* [The request] Search the material for the string "text" and copy each line where it occurs.

* [Dataset entries on figures]
■ ■ ■ ■ ■ ■ ■

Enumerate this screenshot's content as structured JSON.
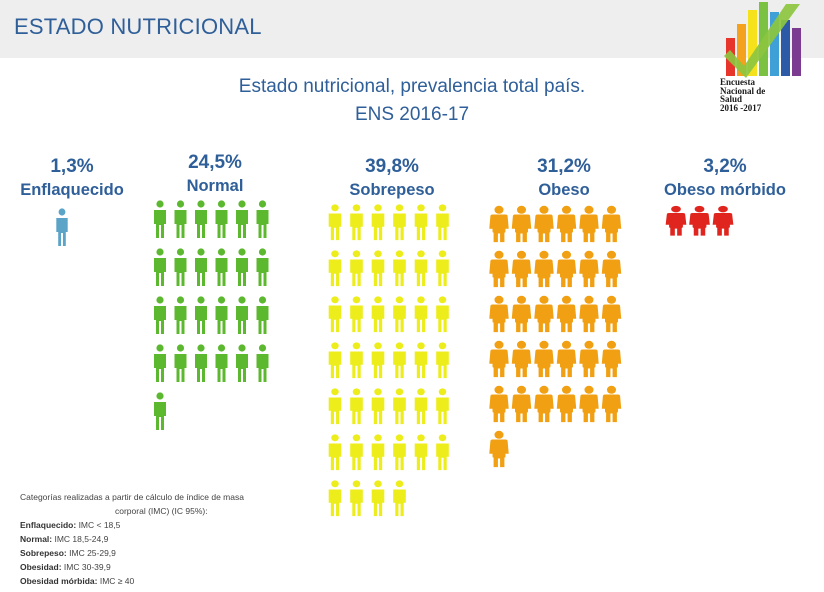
{
  "header": {
    "title": "ESTADO NUTRICIONAL"
  },
  "logo": {
    "lines": [
      "Encuesta",
      "Nacional de",
      "Salud",
      "2016 -2017"
    ],
    "colors": [
      "#e8352b",
      "#f4a11d",
      "#f5e21c",
      "#7cc242",
      "#3fa0d8",
      "#2d5aa6",
      "#7a3b91"
    ],
    "check_color": "#8cc63f"
  },
  "chart_title": [
    "Estado nutricional, prevalencia  total país.",
    "ENS 2016-17"
  ],
  "chart_data": {
    "type": "pictogram",
    "categories": [
      "Enflaquecido",
      "Normal",
      "Sobrepeso",
      "Obeso",
      "Obeso mórbido"
    ],
    "values": [
      1.3,
      24.5,
      39.8,
      31.2,
      3.2
    ],
    "labels": [
      "1,3%",
      "24,5%",
      "39,8%",
      "31,2%",
      "3,2%"
    ],
    "icon_counts": [
      1,
      25,
      40,
      31,
      3
    ],
    "colors": [
      "#5ba4c8",
      "#5cb82e",
      "#eced1a",
      "#f0a012",
      "#e0251e"
    ],
    "label_color": "#2f5f99"
  },
  "notes": {
    "intro": [
      "Categorías realizadas a partir de cálculo de índice de masa",
      "corporal (IMC) (IC 95%):"
    ],
    "items": [
      {
        "label": "Enflaquecido:",
        "text": " IMC < 18,5"
      },
      {
        "label": "Normal:",
        "text": " IMC  18,5-24,9"
      },
      {
        "label": "Sobrepeso:",
        "text": " IMC 25-29,9"
      },
      {
        "label": "Obesidad:",
        "text": " IMC 30-39,9"
      },
      {
        "label": "Obesidad mórbida:",
        "text": " IMC ≥ 40"
      }
    ]
  }
}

■ ■ ■ ■ ■ ■ ■

* [Result of the task]
        "text": " IMC < 18,5"
        "text": " IMC  18,5-24,9"
        "text": " IMC 25-29,9"
        "text": " IMC 30-39,9"
        "text": " IMC ≥ 40"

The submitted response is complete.